Required action.
Keep each entry exactly as written when you repeat it, and skip the images.
[Start of section]
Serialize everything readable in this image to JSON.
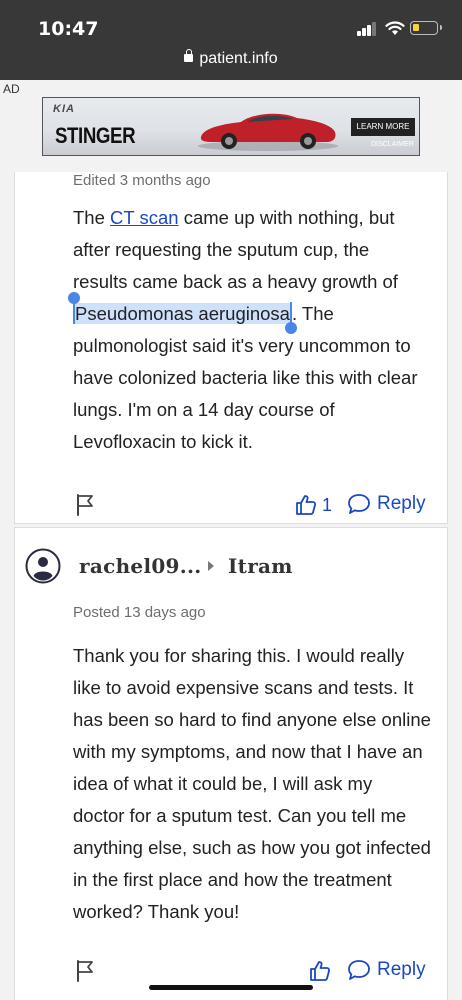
{
  "status_bar": {
    "time": "10:47",
    "url": "patient.info"
  },
  "ad": {
    "label": "AD",
    "brand_logo": "KIA",
    "title": "STINGER",
    "cta": "LEARN MORE",
    "disclaimer": "DISCLAIMER"
  },
  "post1": {
    "meta": "Edited 3 months ago",
    "lines": [
      {
        "before": "The ",
        "link": "CT scan",
        "after": " came up with nothing, but"
      },
      "after requesting the sputum cup, the",
      "results came back as a heavy growth of",
      {
        "selected": "Pseudomonas aeruginosa",
        "after": ". The"
      },
      "pulmonologist said it's very uncommon to",
      "have colonized bacteria like this with clear",
      "lungs. I'm on a 14 day course of",
      "Levofloxacin to kick it."
    ],
    "likes": "1",
    "reply_label": "Reply"
  },
  "post2": {
    "username": "rachel09...",
    "recipient": "Itram",
    "meta": "Posted 13 days ago",
    "lines": [
      "Thank you for sharing this. I would really",
      "like to avoid expensive scans and tests. It",
      "has been so hard to find anyone else online",
      "with my symptoms, and now that I have an",
      "idea of what it could be, I will ask my",
      "doctor for a sputum test. Can you tell me",
      "anything else, such as how you got infected",
      "in the first place and how the treatment",
      "worked? Thank you!"
    ],
    "reply_label": "Reply"
  },
  "colors": {
    "link": "#1a48c4",
    "selection": "#cfe0fb",
    "handle": "#4a86e8"
  },
  "icons": [
    "lock-icon",
    "signal-icon",
    "wifi-icon",
    "battery-icon",
    "flag-icon",
    "thumbs-up-icon",
    "speech-bubble-icon",
    "user-avatar-icon"
  ]
}
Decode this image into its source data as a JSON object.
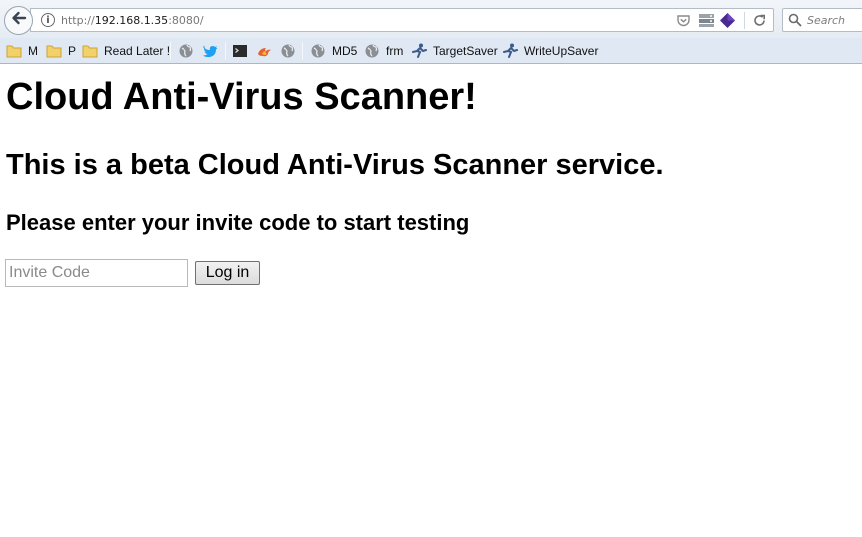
{
  "browser": {
    "url_scheme": "http://",
    "url_host": "192.168.1.35",
    "url_rest": ":8080/",
    "search_placeholder": "Search"
  },
  "bookmarks": [
    {
      "label": "M",
      "icon": "folder-icon"
    },
    {
      "label": "P",
      "icon": "folder-icon"
    },
    {
      "label": "Read Later !",
      "icon": "folder-icon"
    },
    {
      "label": "",
      "icon": "globe-icon"
    },
    {
      "label": "",
      "icon": "twitter-bird-icon"
    },
    {
      "label": "",
      "icon": "terminal-icon"
    },
    {
      "label": "",
      "icon": "fire-icon"
    },
    {
      "label": "",
      "icon": "globe-icon"
    },
    {
      "label": "MD5",
      "icon": "globe-icon"
    },
    {
      "label": "frm",
      "icon": "globe-icon"
    },
    {
      "label": "TargetSaver",
      "icon": "runner-icon"
    },
    {
      "label": "WriteUpSaver",
      "icon": "runner-icon"
    }
  ],
  "page": {
    "title": "Cloud Anti-Virus Scanner!",
    "subtitle": "This is a beta Cloud Anti-Virus Scanner service.",
    "prompt": "Please enter your invite code to start testing",
    "invite_placeholder": "Invite Code",
    "invite_value": "",
    "login_label": "Log in"
  }
}
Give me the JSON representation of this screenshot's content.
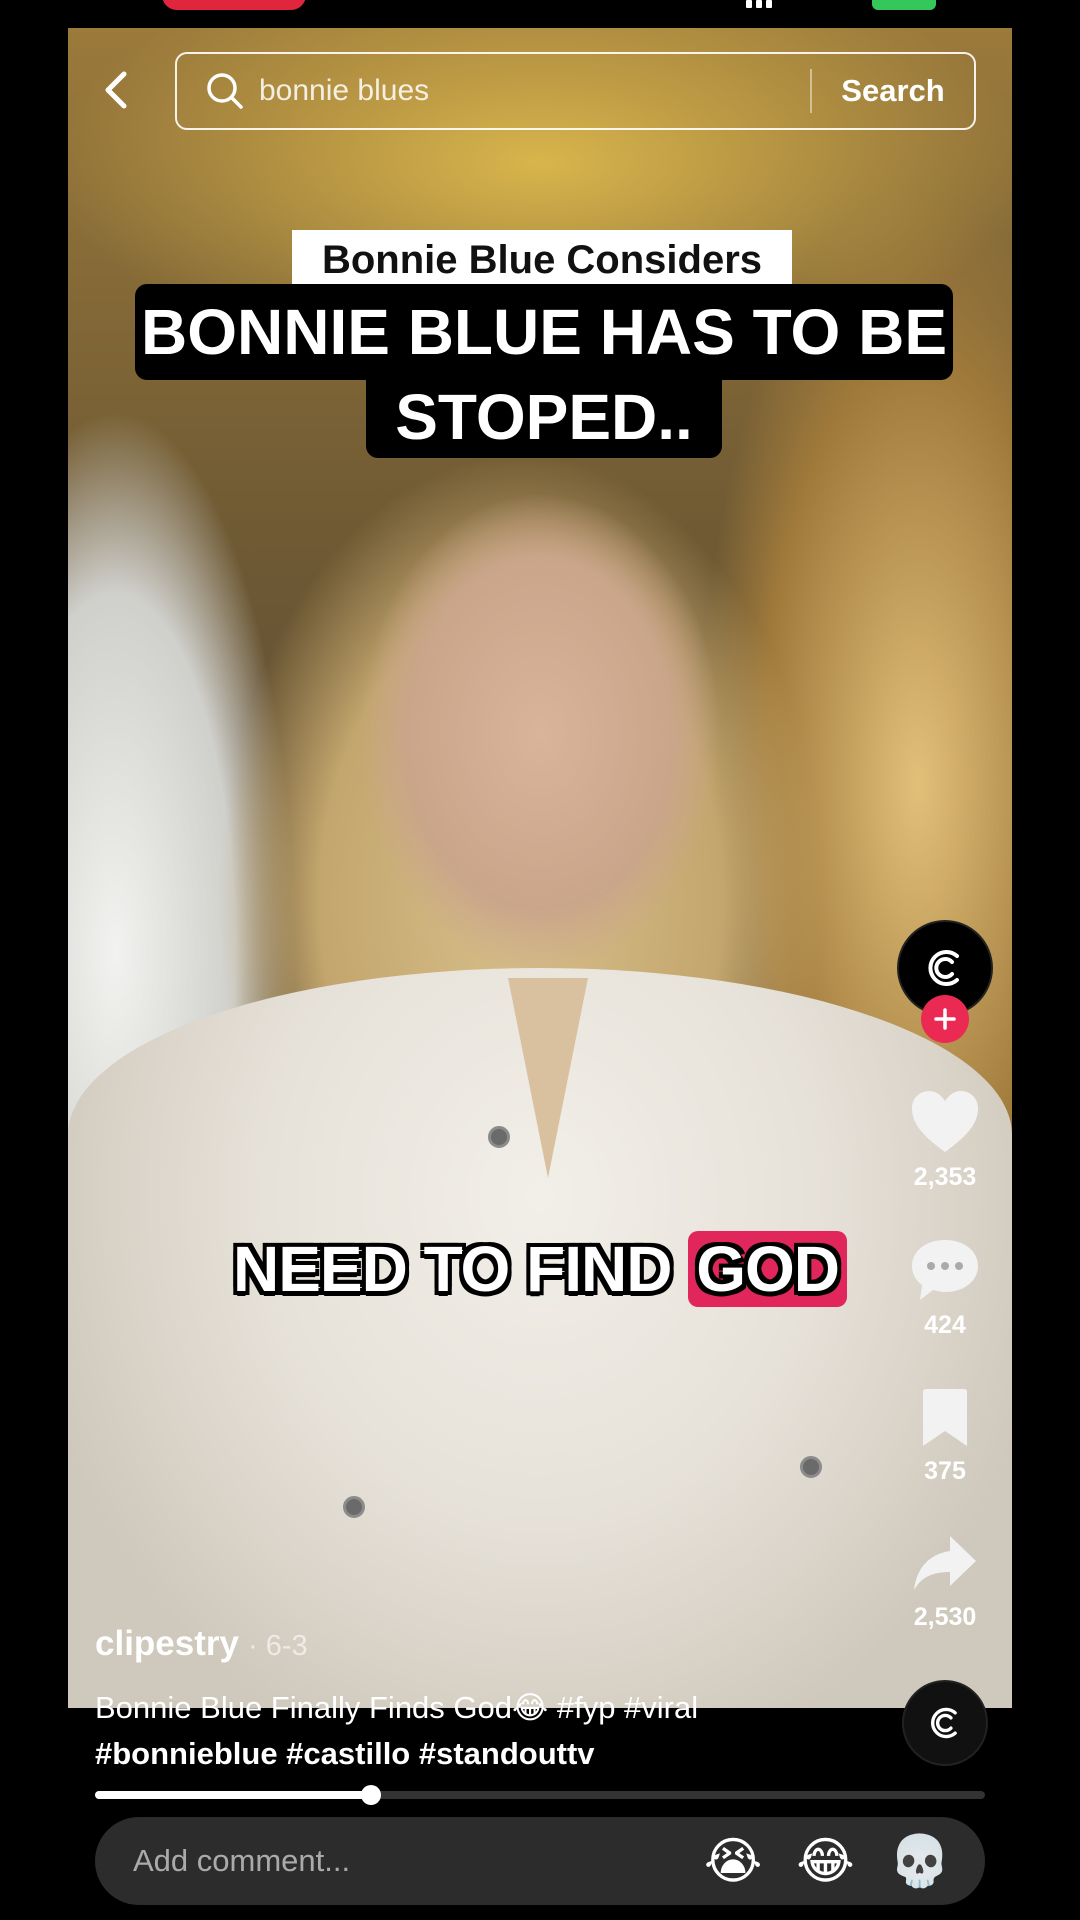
{
  "search": {
    "query": "bonnie blues",
    "button_label": "Search"
  },
  "video": {
    "caption_top": "Bonnie Blue Considers",
    "caption_line1": "BONNIE BLUE HAS TO BE",
    "caption_line2": "STOPED..",
    "subtitle_plain": "NEED TO FIND",
    "subtitle_highlight": "GOD",
    "highlight_color": "#e0265a"
  },
  "rail": {
    "likes": "2,353",
    "comments": "424",
    "saves": "375",
    "shares": "2,530",
    "accent_color": "#ea2a52"
  },
  "post": {
    "username": "clipestry",
    "date": "· 6-3",
    "description_line1": "Bonnie Blue Finally Finds God😂 #fyp #viral",
    "description_line2": "#bonnieblue #castillo #standouttv"
  },
  "playback": {
    "progress": 0.31
  },
  "comment": {
    "placeholder": "Add comment...",
    "emojis": [
      "😭",
      "😂",
      "💀"
    ]
  }
}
[End of section]
Exercise solution.
Serialize everything readable in this image to JSON.
{
  "status_bar": {
    "time": "10:47",
    "url": "patient.info"
  },
  "ad": {
    "label": "AD",
    "brand_logo": "KIA",
    "title": "STINGER",
    "cta": "LEARN MORE",
    "disclaimer": "DISCLAIMER"
  },
  "post1": {
    "meta": "Edited 3 months ago",
    "lines": [
      {
        "before": "The ",
        "link": "CT scan",
        "after": " came up with nothing, but"
      },
      "after requesting the sputum cup, the",
      "results came back as a heavy growth of",
      {
        "selected": "Pseudomonas aeruginosa",
        "after": ". The"
      },
      "pulmonologist said it's very uncommon to",
      "have colonized bacteria like this with clear",
      "lungs. I'm on a 14 day course of",
      "Levofloxacin to kick it."
    ],
    "likes": "1",
    "reply_label": "Reply"
  },
  "post2": {
    "username": "rachel09...",
    "recipient": "Itram",
    "meta": "Posted 13 days ago",
    "lines": [
      "Thank you for sharing this. I would really",
      "like to avoid expensive scans and tests. It",
      "has been so hard to find anyone else online",
      "with my symptoms, and now that I have an",
      "idea of what it could be, I will ask my",
      "doctor for a sputum test. Can you tell me",
      "anything else, such as how you got infected",
      "in the first place and how the treatment",
      "worked? Thank you!"
    ],
    "reply_label": "Reply"
  },
  "colors": {
    "link": "#1a48c4",
    "selection": "#cfe0fb",
    "handle": "#4a86e8"
  },
  "icons": [
    "lock-icon",
    "signal-icon",
    "wifi-icon",
    "battery-icon",
    "flag-icon",
    "thumbs-up-icon",
    "speech-bubble-icon",
    "user-avatar-icon"
  ]
}
Decode this image into its source data as a JSON object.
{
  "browser": {
    "url_scheme": "http://",
    "url_host": "192.168.1.35",
    "url_rest": ":8080/",
    "search_placeholder": "Search"
  },
  "bookmarks": [
    {
      "label": "M",
      "icon": "folder-icon"
    },
    {
      "label": "P",
      "icon": "folder-icon"
    },
    {
      "label": "Read Later !",
      "icon": "folder-icon"
    },
    {
      "label": "",
      "icon": "globe-icon"
    },
    {
      "label": "",
      "icon": "twitter-bird-icon"
    },
    {
      "label": "",
      "icon": "terminal-icon"
    },
    {
      "label": "",
      "icon": "fire-icon"
    },
    {
      "label": "",
      "icon": "globe-icon"
    },
    {
      "label": "MD5",
      "icon": "globe-icon"
    },
    {
      "label": "frm",
      "icon": "globe-icon"
    },
    {
      "label": "TargetSaver",
      "icon": "runner-icon"
    },
    {
      "label": "WriteUpSaver",
      "icon": "runner-icon"
    }
  ],
  "page": {
    "title": "Cloud Anti-Virus Scanner!",
    "subtitle": "This is a beta Cloud Anti-Virus Scanner service.",
    "prompt": "Please enter your invite code to start testing",
    "invite_placeholder": "Invite Code",
    "invite_value": "",
    "login_label": "Log in"
  }
}
Give me the JSON representation of this screenshot's content.
{
  "search": {
    "query": "bonnie blues",
    "button_label": "Search"
  },
  "video": {
    "caption_top": "Bonnie Blue Considers",
    "caption_line1": "BONNIE BLUE HAS TO BE",
    "caption_line2": "STOPED..",
    "subtitle_plain": "NEED TO FIND",
    "subtitle_highlight": "GOD",
    "highlight_color": "#e0265a"
  },
  "rail": {
    "likes": "2,353",
    "comments": "424",
    "saves": "375",
    "shares": "2,530",
    "accent_color": "#ea2a52"
  },
  "post": {
    "username": "clipestry",
    "date": "· 6-3",
    "description_line1": "Bonnie Blue Finally Finds God😂 #fyp #viral",
    "description_line2": "#bonnieblue #castillo #standouttv"
  },
  "playback": {
    "progress": 0.31
  },
  "comment": {
    "placeholder": "Add comment...",
    "emojis": [
      "😭",
      "😂",
      "💀"
    ]
  }
}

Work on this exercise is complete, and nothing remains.